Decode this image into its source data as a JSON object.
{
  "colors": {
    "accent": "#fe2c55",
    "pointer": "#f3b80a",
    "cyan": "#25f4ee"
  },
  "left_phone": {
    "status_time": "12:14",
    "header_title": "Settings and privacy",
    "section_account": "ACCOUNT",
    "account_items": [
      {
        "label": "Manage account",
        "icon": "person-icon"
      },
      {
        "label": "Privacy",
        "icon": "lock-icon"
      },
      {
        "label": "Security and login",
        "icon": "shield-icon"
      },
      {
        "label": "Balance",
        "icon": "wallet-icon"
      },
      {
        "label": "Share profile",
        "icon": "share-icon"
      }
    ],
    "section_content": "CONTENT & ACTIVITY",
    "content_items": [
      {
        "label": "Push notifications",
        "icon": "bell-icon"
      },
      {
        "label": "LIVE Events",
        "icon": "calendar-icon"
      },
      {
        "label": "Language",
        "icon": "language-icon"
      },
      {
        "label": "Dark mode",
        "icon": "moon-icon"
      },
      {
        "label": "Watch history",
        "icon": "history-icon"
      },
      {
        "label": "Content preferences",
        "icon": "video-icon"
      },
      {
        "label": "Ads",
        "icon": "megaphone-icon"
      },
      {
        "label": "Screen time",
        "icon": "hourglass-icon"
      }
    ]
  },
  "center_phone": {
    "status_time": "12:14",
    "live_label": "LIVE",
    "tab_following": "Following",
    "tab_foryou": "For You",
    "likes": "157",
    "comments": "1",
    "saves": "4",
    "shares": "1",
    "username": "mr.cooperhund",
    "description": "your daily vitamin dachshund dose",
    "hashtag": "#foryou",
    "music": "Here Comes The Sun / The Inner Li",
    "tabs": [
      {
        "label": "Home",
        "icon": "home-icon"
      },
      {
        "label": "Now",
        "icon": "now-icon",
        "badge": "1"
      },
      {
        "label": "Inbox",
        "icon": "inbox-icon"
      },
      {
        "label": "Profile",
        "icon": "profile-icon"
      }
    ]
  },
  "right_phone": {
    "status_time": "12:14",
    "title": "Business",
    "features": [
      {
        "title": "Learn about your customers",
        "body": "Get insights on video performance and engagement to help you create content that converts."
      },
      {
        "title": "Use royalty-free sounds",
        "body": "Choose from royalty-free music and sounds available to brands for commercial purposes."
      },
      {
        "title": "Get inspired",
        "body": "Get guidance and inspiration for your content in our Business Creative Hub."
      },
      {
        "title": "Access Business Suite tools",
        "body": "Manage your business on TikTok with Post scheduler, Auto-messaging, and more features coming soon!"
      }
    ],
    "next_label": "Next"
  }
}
◆ ◆ ◆ ◆ ◆ ◆ ◆
What to do: Reproduce each entry above exactly, keeping every word.

Reply:
Decode this image into its source data as a JSON object.
{
  "colors": {
    "accent": "#fe2c55",
    "pointer": "#f3b80a",
    "cyan": "#25f4ee"
  },
  "left_phone": {
    "status_time": "12:14",
    "header_title": "Settings and privacy",
    "section_account": "ACCOUNT",
    "account_items": [
      {
        "label": "Manage account",
        "icon": "person-icon"
      },
      {
        "label": "Privacy",
        "icon": "lock-icon"
      },
      {
        "label": "Security and login",
        "icon": "shield-icon"
      },
      {
        "label": "Balance",
        "icon": "wallet-icon"
      },
      {
        "label": "Share profile",
        "icon": "share-icon"
      }
    ],
    "section_content": "CONTENT & ACTIVITY",
    "content_items": [
      {
        "label": "Push notifications",
        "icon": "bell-icon"
      },
      {
        "label": "LIVE Events",
        "icon": "calendar-icon"
      },
      {
        "label": "Language",
        "icon": "language-icon"
      },
      {
        "label": "Dark mode",
        "icon": "moon-icon"
      },
      {
        "label": "Watch history",
        "icon": "history-icon"
      },
      {
        "label": "Content preferences",
        "icon": "video-icon"
      },
      {
        "label": "Ads",
        "icon": "megaphone-icon"
      },
      {
        "label": "Screen time",
        "icon": "hourglass-icon"
      }
    ]
  },
  "center_phone": {
    "status_time": "12:14",
    "live_label": "LIVE",
    "tab_following": "Following",
    "tab_foryou": "For You",
    "likes": "157",
    "comments": "1",
    "saves": "4",
    "shares": "1",
    "username": "mr.cooperhund",
    "description": "your daily vitamin dachshund dose",
    "hashtag": "#foryou",
    "music": "Here Comes The Sun / The Inner Li",
    "tabs": [
      {
        "label": "Home",
        "icon": "home-icon"
      },
      {
        "label": "Now",
        "icon": "now-icon",
        "badge": "1"
      },
      {
        "label": "Inbox",
        "icon": "inbox-icon"
      },
      {
        "label": "Profile",
        "icon": "profile-icon"
      }
    ]
  },
  "right_phone": {
    "status_time": "12:14",
    "title": "Business",
    "features": [
      {
        "title": "Learn about your customers",
        "body": "Get insights on video performance and engagement to help you create content that converts."
      },
      {
        "title": "Use royalty-free sounds",
        "body": "Choose from royalty-free music and sounds available to brands for commercial purposes."
      },
      {
        "title": "Get inspired",
        "body": "Get guidance and inspiration for your content in our Business Creative Hub."
      },
      {
        "title": "Access Business Suite tools",
        "body": "Manage your business on TikTok with Post scheduler, Auto-messaging, and more features coming soon!"
      }
    ],
    "next_label": "Next"
  }
}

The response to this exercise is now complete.